Provided material:
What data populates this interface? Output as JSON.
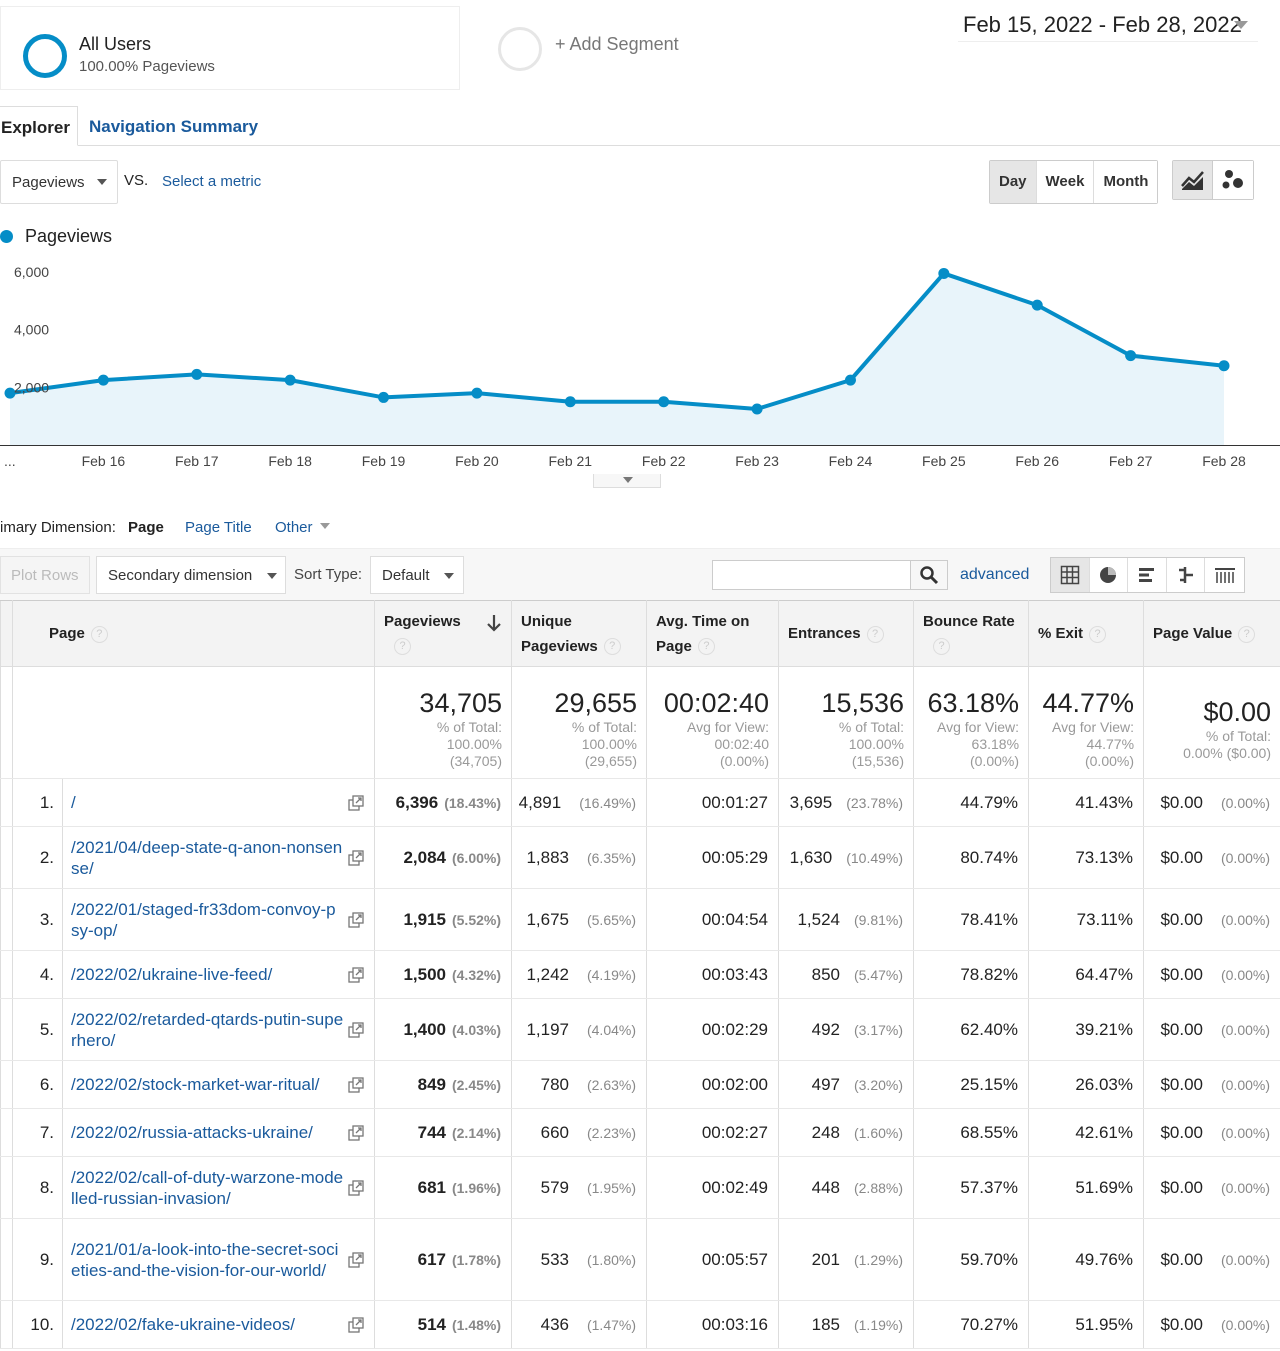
{
  "segment": {
    "name": "All Users",
    "subtitle": "100.00% Pageviews",
    "add_label": "+ Add Segment"
  },
  "date_range": "Feb 15, 2022 - Feb 28, 2022",
  "tabs": [
    {
      "label": "Explorer",
      "active": true
    },
    {
      "label": "Navigation Summary",
      "active": false
    }
  ],
  "metric_select": {
    "value": "Pageviews",
    "vs": "VS.",
    "select_metric": "Select a metric"
  },
  "period_buttons": [
    {
      "label": "Day",
      "active": true
    },
    {
      "label": "Week",
      "active": false
    },
    {
      "label": "Month",
      "active": false
    }
  ],
  "colors": {
    "accent": "#058dc7",
    "link": "#1a5a9c",
    "area_fill": "#e8f4fa"
  },
  "chart_data": {
    "type": "line",
    "legend": "Pageviews",
    "x": [
      "...",
      "Feb 16",
      "Feb 17",
      "Feb 18",
      "Feb 19",
      "Feb 20",
      "Feb 21",
      "Feb 22",
      "Feb 23",
      "Feb 24",
      "Feb 25",
      "Feb 26",
      "Feb 27",
      "Feb 28"
    ],
    "series": [
      {
        "name": "Pageviews",
        "values": [
          1800,
          2250,
          2450,
          2250,
          1650,
          1800,
          1500,
          1500,
          1250,
          2250,
          5950,
          4850,
          3100,
          2750
        ]
      }
    ],
    "y_ticks": [
      "6,000",
      "4,000",
      "2,000"
    ],
    "y_tick_values": [
      6000,
      4000,
      2000
    ],
    "ylim": [
      0,
      6000
    ],
    "grid": false,
    "area": true
  },
  "dimension": {
    "label": "imary Dimension:",
    "active": "Page",
    "links": [
      "Page Title",
      "Other"
    ]
  },
  "toolbar": {
    "plot_rows": "Plot Rows",
    "secondary_dimension": "Secondary dimension",
    "sort_label": "Sort Type:",
    "sort_value": "Default",
    "advanced": "advanced"
  },
  "table": {
    "headers": {
      "page": "Page",
      "pageviews": "Pageviews",
      "unique_pageviews": "Unique Pageviews",
      "avg_time": "Avg. Time on Page",
      "entrances": "Entrances",
      "bounce_rate": "Bounce Rate",
      "exit": "% Exit",
      "page_value": "Page Value"
    },
    "help_mark": "?",
    "totals": {
      "pageviews": {
        "value": "34,705",
        "l1": "% of Total:",
        "l2": "100.00%",
        "l3": "(34,705)"
      },
      "unique_pageviews": {
        "value": "29,655",
        "l1": "% of Total:",
        "l2": "100.00%",
        "l3": "(29,655)"
      },
      "avg_time": {
        "value": "00:02:40",
        "l1": "Avg for View:",
        "l2": "00:02:40",
        "l3": "(0.00%)"
      },
      "entrances": {
        "value": "15,536",
        "l1": "% of Total:",
        "l2": "100.00%",
        "l3": "(15,536)"
      },
      "bounce_rate": {
        "value": "63.18%",
        "l1": "Avg for View:",
        "l2": "63.18%",
        "l3": "(0.00%)"
      },
      "exit": {
        "value": "44.77%",
        "l1": "Avg for View:",
        "l2": "44.77%",
        "l3": "(0.00%)"
      },
      "page_value": {
        "value": "$0.00",
        "l1": "% of Total:",
        "l2": "0.00% ($0.00)",
        "l3": ""
      }
    },
    "rows": [
      {
        "rank": "1.",
        "page": "/",
        "pv": "6,396",
        "pv_pct": "(18.43%)",
        "upv": "4,891",
        "upv_pct": "(16.49%)",
        "time": "00:01:27",
        "ent": "3,695",
        "ent_pct": "(23.78%)",
        "bounce": "44.79%",
        "exit": "41.43%",
        "value": "$0.00",
        "value_pct": "(0.00%)"
      },
      {
        "rank": "2.",
        "page": "/2021/04/deep-state-q-anon-nonsense/",
        "pv": "2,084",
        "pv_pct": "(6.00%)",
        "upv": "1,883",
        "upv_pct": "(6.35%)",
        "time": "00:05:29",
        "ent": "1,630",
        "ent_pct": "(10.49%)",
        "bounce": "80.74%",
        "exit": "73.13%",
        "value": "$0.00",
        "value_pct": "(0.00%)"
      },
      {
        "rank": "3.",
        "page": "/2022/01/staged-fr33dom-convoy-psy-op/",
        "pv": "1,915",
        "pv_pct": "(5.52%)",
        "upv": "1,675",
        "upv_pct": "(5.65%)",
        "time": "00:04:54",
        "ent": "1,524",
        "ent_pct": "(9.81%)",
        "bounce": "78.41%",
        "exit": "73.11%",
        "value": "$0.00",
        "value_pct": "(0.00%)"
      },
      {
        "rank": "4.",
        "page": "/2022/02/ukraine-live-feed/",
        "pv": "1,500",
        "pv_pct": "(4.32%)",
        "upv": "1,242",
        "upv_pct": "(4.19%)",
        "time": "00:03:43",
        "ent": "850",
        "ent_pct": "(5.47%)",
        "bounce": "78.82%",
        "exit": "64.47%",
        "value": "$0.00",
        "value_pct": "(0.00%)"
      },
      {
        "rank": "5.",
        "page": "/2022/02/retarded-qtards-putin-superhero/",
        "pv": "1,400",
        "pv_pct": "(4.03%)",
        "upv": "1,197",
        "upv_pct": "(4.04%)",
        "time": "00:02:29",
        "ent": "492",
        "ent_pct": "(3.17%)",
        "bounce": "62.40%",
        "exit": "39.21%",
        "value": "$0.00",
        "value_pct": "(0.00%)"
      },
      {
        "rank": "6.",
        "page": "/2022/02/stock-market-war-ritual/",
        "pv": "849",
        "pv_pct": "(2.45%)",
        "upv": "780",
        "upv_pct": "(2.63%)",
        "time": "00:02:00",
        "ent": "497",
        "ent_pct": "(3.20%)",
        "bounce": "25.15%",
        "exit": "26.03%",
        "value": "$0.00",
        "value_pct": "(0.00%)"
      },
      {
        "rank": "7.",
        "page": "/2022/02/russia-attacks-ukraine/",
        "pv": "744",
        "pv_pct": "(2.14%)",
        "upv": "660",
        "upv_pct": "(2.23%)",
        "time": "00:02:27",
        "ent": "248",
        "ent_pct": "(1.60%)",
        "bounce": "68.55%",
        "exit": "42.61%",
        "value": "$0.00",
        "value_pct": "(0.00%)"
      },
      {
        "rank": "8.",
        "page": "/2022/02/call-of-duty-warzone-modelled-russian-invasion/",
        "pv": "681",
        "pv_pct": "(1.96%)",
        "upv": "579",
        "upv_pct": "(1.95%)",
        "time": "00:02:49",
        "ent": "448",
        "ent_pct": "(2.88%)",
        "bounce": "57.37%",
        "exit": "51.69%",
        "value": "$0.00",
        "value_pct": "(0.00%)"
      },
      {
        "rank": "9.",
        "page": "/2021/01/a-look-into-the-secret-societies-and-the-vision-for-our-world/",
        "pv": "617",
        "pv_pct": "(1.78%)",
        "upv": "533",
        "upv_pct": "(1.80%)",
        "time": "00:05:57",
        "ent": "201",
        "ent_pct": "(1.29%)",
        "bounce": "59.70%",
        "exit": "49.76%",
        "value": "$0.00",
        "value_pct": "(0.00%)"
      },
      {
        "rank": "10.",
        "page": "/2022/02/fake-ukraine-videos/",
        "pv": "514",
        "pv_pct": "(1.48%)",
        "upv": "436",
        "upv_pct": "(1.47%)",
        "time": "00:03:16",
        "ent": "185",
        "ent_pct": "(1.19%)",
        "bounce": "70.27%",
        "exit": "51.95%",
        "value": "$0.00",
        "value_pct": "(0.00%)"
      }
    ]
  }
}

Exercise details: Copy the whole of the material above exactly, but not its images.

Reply:
What data populates this interface? Output as JSON.
{
  "segment": {
    "name": "All Users",
    "subtitle": "100.00% Pageviews",
    "add_label": "+ Add Segment"
  },
  "date_range": "Feb 15, 2022 - Feb 28, 2022",
  "tabs": [
    {
      "label": "Explorer",
      "active": true
    },
    {
      "label": "Navigation Summary",
      "active": false
    }
  ],
  "metric_select": {
    "value": "Pageviews",
    "vs": "VS.",
    "select_metric": "Select a metric"
  },
  "period_buttons": [
    {
      "label": "Day",
      "active": true
    },
    {
      "label": "Week",
      "active": false
    },
    {
      "label": "Month",
      "active": false
    }
  ],
  "colors": {
    "accent": "#058dc7",
    "link": "#1a5a9c",
    "area_fill": "#e8f4fa"
  },
  "chart_data": {
    "type": "line",
    "legend": "Pageviews",
    "x": [
      "...",
      "Feb 16",
      "Feb 17",
      "Feb 18",
      "Feb 19",
      "Feb 20",
      "Feb 21",
      "Feb 22",
      "Feb 23",
      "Feb 24",
      "Feb 25",
      "Feb 26",
      "Feb 27",
      "Feb 28"
    ],
    "series": [
      {
        "name": "Pageviews",
        "values": [
          1800,
          2250,
          2450,
          2250,
          1650,
          1800,
          1500,
          1500,
          1250,
          2250,
          5950,
          4850,
          3100,
          2750
        ]
      }
    ],
    "y_ticks": [
      "6,000",
      "4,000",
      "2,000"
    ],
    "y_tick_values": [
      6000,
      4000,
      2000
    ],
    "ylim": [
      0,
      6000
    ],
    "grid": false,
    "area": true
  },
  "dimension": {
    "label": "imary Dimension:",
    "active": "Page",
    "links": [
      "Page Title",
      "Other"
    ]
  },
  "toolbar": {
    "plot_rows": "Plot Rows",
    "secondary_dimension": "Secondary dimension",
    "sort_label": "Sort Type:",
    "sort_value": "Default",
    "advanced": "advanced"
  },
  "table": {
    "headers": {
      "page": "Page",
      "pageviews": "Pageviews",
      "unique_pageviews": "Unique Pageviews",
      "avg_time": "Avg. Time on Page",
      "entrances": "Entrances",
      "bounce_rate": "Bounce Rate",
      "exit": "% Exit",
      "page_value": "Page Value"
    },
    "help_mark": "?",
    "totals": {
      "pageviews": {
        "value": "34,705",
        "l1": "% of Total:",
        "l2": "100.00%",
        "l3": "(34,705)"
      },
      "unique_pageviews": {
        "value": "29,655",
        "l1": "% of Total:",
        "l2": "100.00%",
        "l3": "(29,655)"
      },
      "avg_time": {
        "value": "00:02:40",
        "l1": "Avg for View:",
        "l2": "00:02:40",
        "l3": "(0.00%)"
      },
      "entrances": {
        "value": "15,536",
        "l1": "% of Total:",
        "l2": "100.00%",
        "l3": "(15,536)"
      },
      "bounce_rate": {
        "value": "63.18%",
        "l1": "Avg for View:",
        "l2": "63.18%",
        "l3": "(0.00%)"
      },
      "exit": {
        "value": "44.77%",
        "l1": "Avg for View:",
        "l2": "44.77%",
        "l3": "(0.00%)"
      },
      "page_value": {
        "value": "$0.00",
        "l1": "% of Total:",
        "l2": "0.00% ($0.00)",
        "l3": ""
      }
    },
    "rows": [
      {
        "rank": "1.",
        "page": "/",
        "pv": "6,396",
        "pv_pct": "(18.43%)",
        "upv": "4,891",
        "upv_pct": "(16.49%)",
        "time": "00:01:27",
        "ent": "3,695",
        "ent_pct": "(23.78%)",
        "bounce": "44.79%",
        "exit": "41.43%",
        "value": "$0.00",
        "value_pct": "(0.00%)"
      },
      {
        "rank": "2.",
        "page": "/2021/04/deep-state-q-anon-nonsense/",
        "pv": "2,084",
        "pv_pct": "(6.00%)",
        "upv": "1,883",
        "upv_pct": "(6.35%)",
        "time": "00:05:29",
        "ent": "1,630",
        "ent_pct": "(10.49%)",
        "bounce": "80.74%",
        "exit": "73.13%",
        "value": "$0.00",
        "value_pct": "(0.00%)"
      },
      {
        "rank": "3.",
        "page": "/2022/01/staged-fr33dom-convoy-psy-op/",
        "pv": "1,915",
        "pv_pct": "(5.52%)",
        "upv": "1,675",
        "upv_pct": "(5.65%)",
        "time": "00:04:54",
        "ent": "1,524",
        "ent_pct": "(9.81%)",
        "bounce": "78.41%",
        "exit": "73.11%",
        "value": "$0.00",
        "value_pct": "(0.00%)"
      },
      {
        "rank": "4.",
        "page": "/2022/02/ukraine-live-feed/",
        "pv": "1,500",
        "pv_pct": "(4.32%)",
        "upv": "1,242",
        "upv_pct": "(4.19%)",
        "time": "00:03:43",
        "ent": "850",
        "ent_pct": "(5.47%)",
        "bounce": "78.82%",
        "exit": "64.47%",
        "value": "$0.00",
        "value_pct": "(0.00%)"
      },
      {
        "rank": "5.",
        "page": "/2022/02/retarded-qtards-putin-superhero/",
        "pv": "1,400",
        "pv_pct": "(4.03%)",
        "upv": "1,197",
        "upv_pct": "(4.04%)",
        "time": "00:02:29",
        "ent": "492",
        "ent_pct": "(3.17%)",
        "bounce": "62.40%",
        "exit": "39.21%",
        "value": "$0.00",
        "value_pct": "(0.00%)"
      },
      {
        "rank": "6.",
        "page": "/2022/02/stock-market-war-ritual/",
        "pv": "849",
        "pv_pct": "(2.45%)",
        "upv": "780",
        "upv_pct": "(2.63%)",
        "time": "00:02:00",
        "ent": "497",
        "ent_pct": "(3.20%)",
        "bounce": "25.15%",
        "exit": "26.03%",
        "value": "$0.00",
        "value_pct": "(0.00%)"
      },
      {
        "rank": "7.",
        "page": "/2022/02/russia-attacks-ukraine/",
        "pv": "744",
        "pv_pct": "(2.14%)",
        "upv": "660",
        "upv_pct": "(2.23%)",
        "time": "00:02:27",
        "ent": "248",
        "ent_pct": "(1.60%)",
        "bounce": "68.55%",
        "exit": "42.61%",
        "value": "$0.00",
        "value_pct": "(0.00%)"
      },
      {
        "rank": "8.",
        "page": "/2022/02/call-of-duty-warzone-modelled-russian-invasion/",
        "pv": "681",
        "pv_pct": "(1.96%)",
        "upv": "579",
        "upv_pct": "(1.95%)",
        "time": "00:02:49",
        "ent": "448",
        "ent_pct": "(2.88%)",
        "bounce": "57.37%",
        "exit": "51.69%",
        "value": "$0.00",
        "value_pct": "(0.00%)"
      },
      {
        "rank": "9.",
        "page": "/2021/01/a-look-into-the-secret-societies-and-the-vision-for-our-world/",
        "pv": "617",
        "pv_pct": "(1.78%)",
        "upv": "533",
        "upv_pct": "(1.80%)",
        "time": "00:05:57",
        "ent": "201",
        "ent_pct": "(1.29%)",
        "bounce": "59.70%",
        "exit": "49.76%",
        "value": "$0.00",
        "value_pct": "(0.00%)"
      },
      {
        "rank": "10.",
        "page": "/2022/02/fake-ukraine-videos/",
        "pv": "514",
        "pv_pct": "(1.48%)",
        "upv": "436",
        "upv_pct": "(1.47%)",
        "time": "00:03:16",
        "ent": "185",
        "ent_pct": "(1.19%)",
        "bounce": "70.27%",
        "exit": "51.95%",
        "value": "$0.00",
        "value_pct": "(0.00%)"
      }
    ]
  }
}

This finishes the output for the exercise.